▶ **EXERCISE DIRECTIONS**: Scan the data. Collect each line that contains the word "больше".

Start DATA PROVIDED

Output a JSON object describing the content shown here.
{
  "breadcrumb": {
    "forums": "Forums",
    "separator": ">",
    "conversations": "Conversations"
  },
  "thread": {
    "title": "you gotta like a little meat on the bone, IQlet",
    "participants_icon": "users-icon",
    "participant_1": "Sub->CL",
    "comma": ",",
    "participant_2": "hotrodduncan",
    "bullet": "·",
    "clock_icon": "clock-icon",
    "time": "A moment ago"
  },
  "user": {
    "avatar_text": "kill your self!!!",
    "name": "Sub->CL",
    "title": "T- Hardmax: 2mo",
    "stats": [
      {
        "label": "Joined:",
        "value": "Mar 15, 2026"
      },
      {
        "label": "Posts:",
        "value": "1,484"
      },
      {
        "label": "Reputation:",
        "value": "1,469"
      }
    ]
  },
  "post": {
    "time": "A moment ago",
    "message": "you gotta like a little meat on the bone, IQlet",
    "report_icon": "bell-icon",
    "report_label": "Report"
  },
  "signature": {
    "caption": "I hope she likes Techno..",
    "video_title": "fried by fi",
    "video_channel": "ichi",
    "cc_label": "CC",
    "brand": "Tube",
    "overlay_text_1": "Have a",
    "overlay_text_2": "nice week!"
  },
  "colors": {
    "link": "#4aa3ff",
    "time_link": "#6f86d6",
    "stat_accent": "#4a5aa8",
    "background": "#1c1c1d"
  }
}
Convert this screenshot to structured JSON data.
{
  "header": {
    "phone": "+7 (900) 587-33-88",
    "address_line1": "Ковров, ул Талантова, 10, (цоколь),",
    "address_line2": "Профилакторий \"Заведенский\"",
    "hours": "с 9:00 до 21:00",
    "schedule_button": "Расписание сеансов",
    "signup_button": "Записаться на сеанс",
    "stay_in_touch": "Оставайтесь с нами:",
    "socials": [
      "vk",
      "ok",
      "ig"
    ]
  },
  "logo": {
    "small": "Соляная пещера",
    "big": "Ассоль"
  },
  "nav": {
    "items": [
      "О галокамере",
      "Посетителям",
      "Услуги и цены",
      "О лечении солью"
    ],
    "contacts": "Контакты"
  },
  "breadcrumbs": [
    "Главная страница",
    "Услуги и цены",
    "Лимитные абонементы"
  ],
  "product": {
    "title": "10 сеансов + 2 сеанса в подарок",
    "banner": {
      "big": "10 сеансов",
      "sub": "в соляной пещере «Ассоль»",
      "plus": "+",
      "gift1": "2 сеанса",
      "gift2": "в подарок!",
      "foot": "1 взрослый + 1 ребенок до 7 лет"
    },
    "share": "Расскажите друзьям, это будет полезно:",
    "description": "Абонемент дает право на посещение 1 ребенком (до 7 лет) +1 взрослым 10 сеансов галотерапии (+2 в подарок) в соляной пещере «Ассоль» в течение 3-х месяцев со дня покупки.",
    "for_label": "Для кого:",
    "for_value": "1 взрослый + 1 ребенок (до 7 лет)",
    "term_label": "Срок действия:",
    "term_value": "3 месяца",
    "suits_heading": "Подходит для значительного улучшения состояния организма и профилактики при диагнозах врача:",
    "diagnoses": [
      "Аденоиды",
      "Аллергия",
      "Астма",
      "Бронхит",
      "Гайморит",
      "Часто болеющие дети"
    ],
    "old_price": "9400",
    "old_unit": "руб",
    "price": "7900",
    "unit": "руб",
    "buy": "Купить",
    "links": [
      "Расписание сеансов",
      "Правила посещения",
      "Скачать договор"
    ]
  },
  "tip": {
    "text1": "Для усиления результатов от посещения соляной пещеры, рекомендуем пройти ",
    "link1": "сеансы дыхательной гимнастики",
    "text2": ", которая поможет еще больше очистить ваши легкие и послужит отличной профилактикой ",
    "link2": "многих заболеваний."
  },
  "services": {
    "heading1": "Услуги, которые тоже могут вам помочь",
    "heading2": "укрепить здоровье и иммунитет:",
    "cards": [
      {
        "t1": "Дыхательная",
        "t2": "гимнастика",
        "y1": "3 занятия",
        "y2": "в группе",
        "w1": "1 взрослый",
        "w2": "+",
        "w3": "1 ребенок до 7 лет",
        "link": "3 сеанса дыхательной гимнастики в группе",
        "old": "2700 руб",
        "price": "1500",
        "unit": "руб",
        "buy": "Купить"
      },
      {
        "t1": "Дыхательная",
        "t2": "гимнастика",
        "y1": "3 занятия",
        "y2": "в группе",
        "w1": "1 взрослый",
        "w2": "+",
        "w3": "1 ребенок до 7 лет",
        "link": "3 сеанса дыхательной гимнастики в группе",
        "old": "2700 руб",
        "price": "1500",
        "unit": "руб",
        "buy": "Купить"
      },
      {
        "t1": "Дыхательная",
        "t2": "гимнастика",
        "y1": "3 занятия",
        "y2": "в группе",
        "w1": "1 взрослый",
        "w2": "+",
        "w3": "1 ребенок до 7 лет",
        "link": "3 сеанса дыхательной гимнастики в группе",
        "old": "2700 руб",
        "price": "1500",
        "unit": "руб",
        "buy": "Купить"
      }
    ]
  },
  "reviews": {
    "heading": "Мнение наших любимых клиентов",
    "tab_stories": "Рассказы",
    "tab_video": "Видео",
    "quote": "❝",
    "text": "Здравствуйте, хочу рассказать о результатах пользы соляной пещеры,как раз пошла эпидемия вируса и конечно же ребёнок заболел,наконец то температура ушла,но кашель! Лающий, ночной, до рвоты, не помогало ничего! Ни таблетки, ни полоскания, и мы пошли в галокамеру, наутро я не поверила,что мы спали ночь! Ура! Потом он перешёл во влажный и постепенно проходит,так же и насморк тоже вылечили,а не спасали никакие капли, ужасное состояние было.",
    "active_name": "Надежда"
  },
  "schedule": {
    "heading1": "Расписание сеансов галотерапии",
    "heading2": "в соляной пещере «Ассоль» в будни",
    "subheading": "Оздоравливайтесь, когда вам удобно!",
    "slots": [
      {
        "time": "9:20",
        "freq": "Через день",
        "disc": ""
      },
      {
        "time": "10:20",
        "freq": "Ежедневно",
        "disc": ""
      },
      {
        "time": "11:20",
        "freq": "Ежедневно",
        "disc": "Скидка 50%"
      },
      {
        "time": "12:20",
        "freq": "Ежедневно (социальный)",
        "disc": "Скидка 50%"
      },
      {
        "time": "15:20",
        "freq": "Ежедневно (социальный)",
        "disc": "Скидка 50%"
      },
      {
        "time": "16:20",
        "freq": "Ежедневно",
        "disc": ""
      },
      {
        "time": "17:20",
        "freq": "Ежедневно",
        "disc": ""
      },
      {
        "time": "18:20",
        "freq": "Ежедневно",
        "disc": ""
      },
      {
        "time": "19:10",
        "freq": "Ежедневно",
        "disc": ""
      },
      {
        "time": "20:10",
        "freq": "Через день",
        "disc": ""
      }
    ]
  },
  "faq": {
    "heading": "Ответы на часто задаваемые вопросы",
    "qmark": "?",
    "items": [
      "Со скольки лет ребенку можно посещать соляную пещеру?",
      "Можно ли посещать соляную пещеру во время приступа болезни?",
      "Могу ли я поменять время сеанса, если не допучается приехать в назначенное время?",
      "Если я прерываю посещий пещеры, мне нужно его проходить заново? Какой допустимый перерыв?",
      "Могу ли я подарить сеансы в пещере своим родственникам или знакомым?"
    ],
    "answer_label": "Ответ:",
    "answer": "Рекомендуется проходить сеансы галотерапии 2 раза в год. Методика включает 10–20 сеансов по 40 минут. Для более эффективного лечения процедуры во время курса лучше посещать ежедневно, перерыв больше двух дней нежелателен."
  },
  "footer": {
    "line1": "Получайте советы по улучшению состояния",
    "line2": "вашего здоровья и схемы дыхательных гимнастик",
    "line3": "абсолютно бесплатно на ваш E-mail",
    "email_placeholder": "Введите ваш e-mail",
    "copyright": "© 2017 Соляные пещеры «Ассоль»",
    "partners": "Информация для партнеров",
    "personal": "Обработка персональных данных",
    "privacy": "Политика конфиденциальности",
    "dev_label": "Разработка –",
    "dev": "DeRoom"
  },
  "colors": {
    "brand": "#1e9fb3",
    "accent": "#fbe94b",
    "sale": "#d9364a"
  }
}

End DATA PROVIDED
Start DATA PROVIDED

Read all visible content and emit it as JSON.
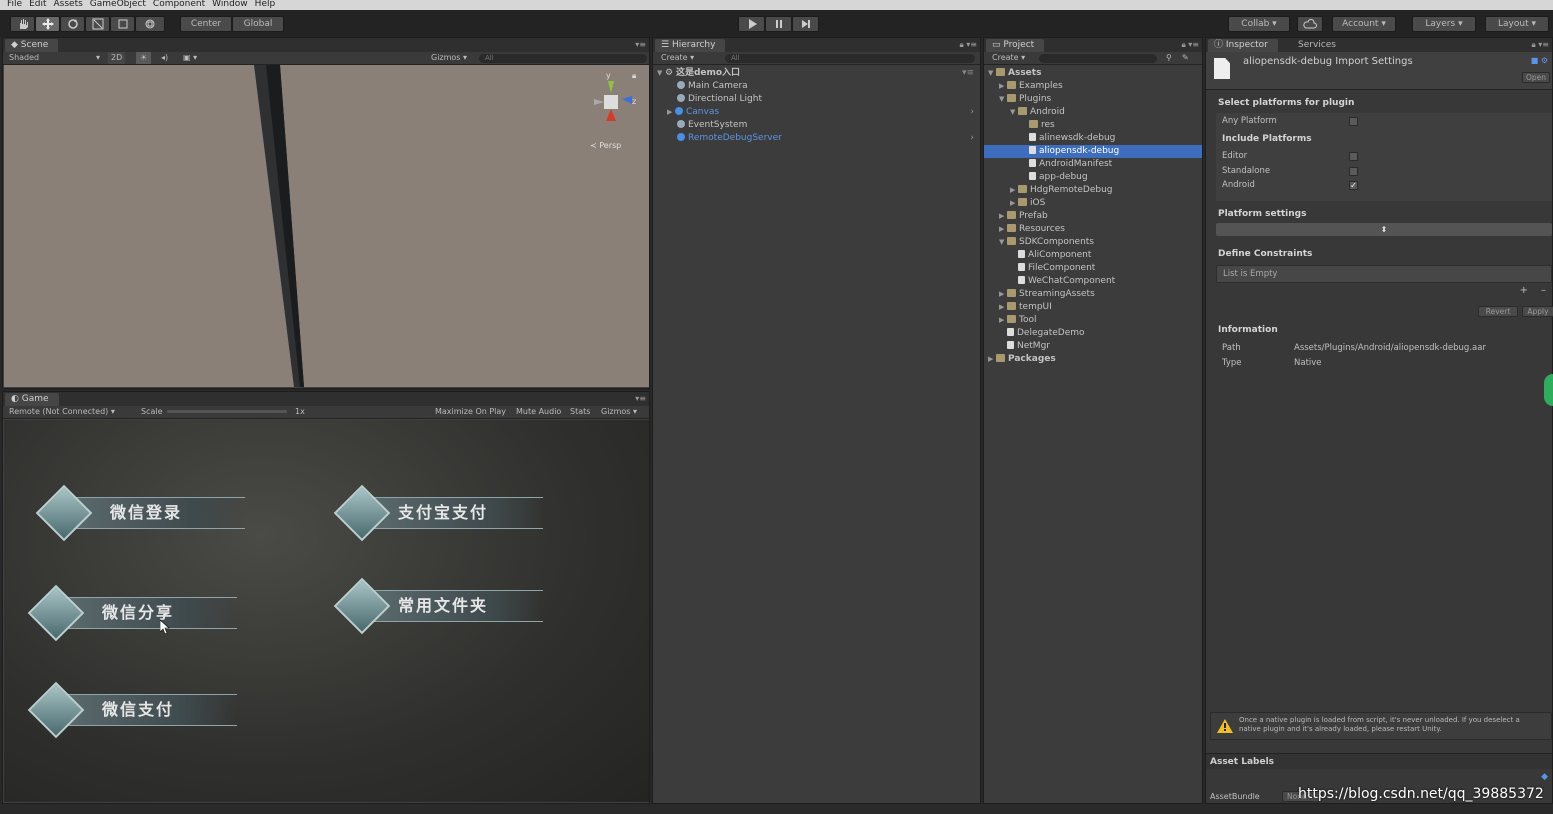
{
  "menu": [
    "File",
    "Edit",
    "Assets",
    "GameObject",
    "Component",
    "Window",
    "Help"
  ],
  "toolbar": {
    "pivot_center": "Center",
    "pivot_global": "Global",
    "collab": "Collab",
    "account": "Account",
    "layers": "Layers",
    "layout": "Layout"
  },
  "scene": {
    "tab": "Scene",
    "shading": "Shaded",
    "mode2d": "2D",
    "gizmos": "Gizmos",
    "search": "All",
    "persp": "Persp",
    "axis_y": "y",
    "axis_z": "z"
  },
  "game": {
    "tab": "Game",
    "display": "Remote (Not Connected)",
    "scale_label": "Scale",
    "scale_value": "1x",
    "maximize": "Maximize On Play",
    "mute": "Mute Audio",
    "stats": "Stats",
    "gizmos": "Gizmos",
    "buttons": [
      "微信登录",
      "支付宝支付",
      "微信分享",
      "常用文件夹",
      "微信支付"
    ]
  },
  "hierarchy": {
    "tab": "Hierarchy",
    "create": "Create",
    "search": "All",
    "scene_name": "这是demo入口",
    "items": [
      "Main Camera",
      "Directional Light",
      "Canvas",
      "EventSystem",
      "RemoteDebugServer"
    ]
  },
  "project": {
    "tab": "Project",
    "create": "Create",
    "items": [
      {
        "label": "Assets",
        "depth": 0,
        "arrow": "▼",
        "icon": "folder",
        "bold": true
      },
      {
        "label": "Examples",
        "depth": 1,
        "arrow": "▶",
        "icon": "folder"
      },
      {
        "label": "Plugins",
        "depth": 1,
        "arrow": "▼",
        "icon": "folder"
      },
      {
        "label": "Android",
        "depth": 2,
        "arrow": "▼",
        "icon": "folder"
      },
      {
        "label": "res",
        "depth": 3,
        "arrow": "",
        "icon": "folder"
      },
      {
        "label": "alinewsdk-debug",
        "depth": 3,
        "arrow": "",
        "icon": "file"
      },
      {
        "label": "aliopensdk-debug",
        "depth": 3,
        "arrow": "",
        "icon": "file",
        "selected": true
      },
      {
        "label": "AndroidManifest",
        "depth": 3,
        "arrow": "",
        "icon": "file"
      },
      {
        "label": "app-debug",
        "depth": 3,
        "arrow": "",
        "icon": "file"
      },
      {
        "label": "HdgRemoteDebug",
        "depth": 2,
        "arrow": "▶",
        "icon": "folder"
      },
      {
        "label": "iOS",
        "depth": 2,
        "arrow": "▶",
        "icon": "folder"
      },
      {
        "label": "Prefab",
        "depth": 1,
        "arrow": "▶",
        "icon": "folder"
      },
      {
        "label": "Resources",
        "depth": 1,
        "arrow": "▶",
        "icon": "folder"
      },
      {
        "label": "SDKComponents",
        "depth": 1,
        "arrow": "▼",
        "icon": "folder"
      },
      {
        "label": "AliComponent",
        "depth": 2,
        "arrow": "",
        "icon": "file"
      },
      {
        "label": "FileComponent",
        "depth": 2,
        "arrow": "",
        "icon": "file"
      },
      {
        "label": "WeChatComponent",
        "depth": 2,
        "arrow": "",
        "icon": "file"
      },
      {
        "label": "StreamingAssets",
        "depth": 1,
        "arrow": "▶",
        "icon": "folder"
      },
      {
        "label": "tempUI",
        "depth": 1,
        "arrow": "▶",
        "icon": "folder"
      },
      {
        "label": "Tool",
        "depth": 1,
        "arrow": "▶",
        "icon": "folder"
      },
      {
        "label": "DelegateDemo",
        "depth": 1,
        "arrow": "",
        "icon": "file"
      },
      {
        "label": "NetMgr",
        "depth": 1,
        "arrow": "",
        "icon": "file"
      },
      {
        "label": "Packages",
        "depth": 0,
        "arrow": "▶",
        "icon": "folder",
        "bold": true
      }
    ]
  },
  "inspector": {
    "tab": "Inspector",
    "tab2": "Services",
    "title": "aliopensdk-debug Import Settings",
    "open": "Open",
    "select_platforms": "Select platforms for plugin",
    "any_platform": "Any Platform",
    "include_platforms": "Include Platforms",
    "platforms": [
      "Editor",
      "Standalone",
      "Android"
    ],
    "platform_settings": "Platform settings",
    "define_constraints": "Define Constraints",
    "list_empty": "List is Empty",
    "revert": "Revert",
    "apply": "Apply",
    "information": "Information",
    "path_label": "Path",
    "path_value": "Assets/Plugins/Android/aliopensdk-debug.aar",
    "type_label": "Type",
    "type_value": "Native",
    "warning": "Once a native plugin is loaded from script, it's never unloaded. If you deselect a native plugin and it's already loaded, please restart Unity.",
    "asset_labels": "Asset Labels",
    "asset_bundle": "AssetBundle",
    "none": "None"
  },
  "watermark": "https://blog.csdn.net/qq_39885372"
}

End DATA PROVIDED

▶ **ANSWER TO THIS EXERCISE**:
    "text2": ", которая поможет еще больше очистить ваши легкие и послужит отличной профилактикой ",
    "answer": "Рекомендуется проходить сеансы галотерапии 2 раза в год. Методика включает 10–20 сеансов по 40 минут. Для более эффективного лечения процедуры во время курса лучше посещать ежедневно, перерыв больше двух дней нежелателен."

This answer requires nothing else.